====== SOURCE TEXT ======
Foundations of Knowledge Graphs Mini-Project (Group Name: The Pythonistas)

Group Members

Lukas Blübaum
Varun Nandkumar Golani
Shivam Sharma

Motivation

As often done in node classification on knowledge graphs we use the positive and negative examples to learn concepts in description logics. This way the classifications should not only be accurate but also explainable by looking at the concept, atleast for domain experts depending on the ontology. There are also approaches to verbalize description logics to natural language. Accordingly, we use a refinement operator for the description logic EL (similar as in the last exercise) and combine this with a simple greedy approach that traverses the search space. EL only consists of top, atomic concepts, existential restrictions and intersections.

Approach

We tried some approaches to tackle our mini-project which include classical machine learning on knowledge graph embeddings, classical machine learning over one hot classes and relations encoded individuals, refinement operators (current approach). We found out that refinement operators perform the best on kg-mini-project-train_v2.ttl and kg-mini-project-grading.ttl.
====== PROVIDED RECORDS ======
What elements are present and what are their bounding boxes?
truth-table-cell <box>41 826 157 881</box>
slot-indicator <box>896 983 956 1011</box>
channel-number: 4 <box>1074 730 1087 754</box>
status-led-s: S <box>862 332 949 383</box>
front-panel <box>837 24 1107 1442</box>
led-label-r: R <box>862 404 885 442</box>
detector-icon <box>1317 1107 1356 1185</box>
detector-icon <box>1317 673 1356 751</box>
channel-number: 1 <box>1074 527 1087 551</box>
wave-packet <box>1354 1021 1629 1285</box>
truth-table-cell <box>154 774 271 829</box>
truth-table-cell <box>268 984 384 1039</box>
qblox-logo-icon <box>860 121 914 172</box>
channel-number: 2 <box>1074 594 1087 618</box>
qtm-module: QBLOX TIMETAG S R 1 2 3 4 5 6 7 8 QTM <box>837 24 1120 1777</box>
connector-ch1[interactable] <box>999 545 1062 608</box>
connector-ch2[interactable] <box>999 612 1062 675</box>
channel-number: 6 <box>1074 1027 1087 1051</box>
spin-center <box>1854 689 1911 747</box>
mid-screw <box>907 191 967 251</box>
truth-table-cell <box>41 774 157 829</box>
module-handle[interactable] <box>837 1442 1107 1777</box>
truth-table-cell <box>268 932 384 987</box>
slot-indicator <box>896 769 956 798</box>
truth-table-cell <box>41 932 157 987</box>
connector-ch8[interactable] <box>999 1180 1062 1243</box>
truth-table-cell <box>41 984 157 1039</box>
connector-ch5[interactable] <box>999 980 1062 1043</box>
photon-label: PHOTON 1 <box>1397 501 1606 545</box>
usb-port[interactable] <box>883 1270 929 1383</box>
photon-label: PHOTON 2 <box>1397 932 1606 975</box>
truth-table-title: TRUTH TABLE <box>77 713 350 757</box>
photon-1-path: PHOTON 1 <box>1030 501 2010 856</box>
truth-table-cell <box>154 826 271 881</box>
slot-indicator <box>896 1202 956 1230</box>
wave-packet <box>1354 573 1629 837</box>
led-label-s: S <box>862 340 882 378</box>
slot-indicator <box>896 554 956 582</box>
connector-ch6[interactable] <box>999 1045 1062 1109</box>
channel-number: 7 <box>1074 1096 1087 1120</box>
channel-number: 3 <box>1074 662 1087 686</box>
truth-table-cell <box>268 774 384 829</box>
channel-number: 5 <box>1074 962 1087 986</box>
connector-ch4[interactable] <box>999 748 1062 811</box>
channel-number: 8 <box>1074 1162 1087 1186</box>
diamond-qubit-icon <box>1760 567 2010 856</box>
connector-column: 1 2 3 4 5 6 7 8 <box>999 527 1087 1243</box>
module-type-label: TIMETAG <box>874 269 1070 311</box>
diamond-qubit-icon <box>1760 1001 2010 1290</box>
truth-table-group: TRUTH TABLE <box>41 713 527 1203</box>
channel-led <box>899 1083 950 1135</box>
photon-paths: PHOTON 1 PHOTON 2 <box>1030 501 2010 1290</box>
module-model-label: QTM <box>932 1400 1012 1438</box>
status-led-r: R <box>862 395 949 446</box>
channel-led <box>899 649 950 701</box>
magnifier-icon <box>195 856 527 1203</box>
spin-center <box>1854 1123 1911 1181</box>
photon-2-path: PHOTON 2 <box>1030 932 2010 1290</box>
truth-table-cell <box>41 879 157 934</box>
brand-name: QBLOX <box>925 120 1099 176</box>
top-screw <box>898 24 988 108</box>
======
• TO BE DONE:
1. Answer these questions about the knowledge graph mini-project text:
(a) What is the group's name?
(b) Which four constructs make up the description logic EL?
(c) On which two files did refinement operators perform best?
2. Carry on writing the knowledge graph mini-project text, starting right after its last sentence.

• RESULTS BY TASK:
1.
(a) The Pythonistas
(b) Top, atomic concepts, existential restrictions and intersections
(c) kg-mini-project-train_v2.ttl and kg-mini-project-grading.ttl

2.
Our refinement approach consists of the four parts and these are as follows:

Parse the input turtle file:

In this step, we parse the input turtle file (i.e. kg-mini-project-train_v2.ttl or kg-mini-project-grading.ttl) and the output contains the set of positive and negative individuals for all learning problems.
EL refinement operator:

Overview of the different refinement steps depending on the concept type:
- Thing T: Refined to direct sub-concepts and for each object property $r$ in the knowledge base $\exists r.$ T
- Atomic concepts $C$ : Refined to direct sub-concepts and $C \sqcap$ T
- Existential restrictions: Refined by refining the filler (one new refinement for each refinement of the filler)
- Intersection: Refine the operands and add one new refinement for each refinement of the operands

Refinement steps are pretty similar to the ones in this paper: Hybrid Learning of Ontology Classes (Page 9)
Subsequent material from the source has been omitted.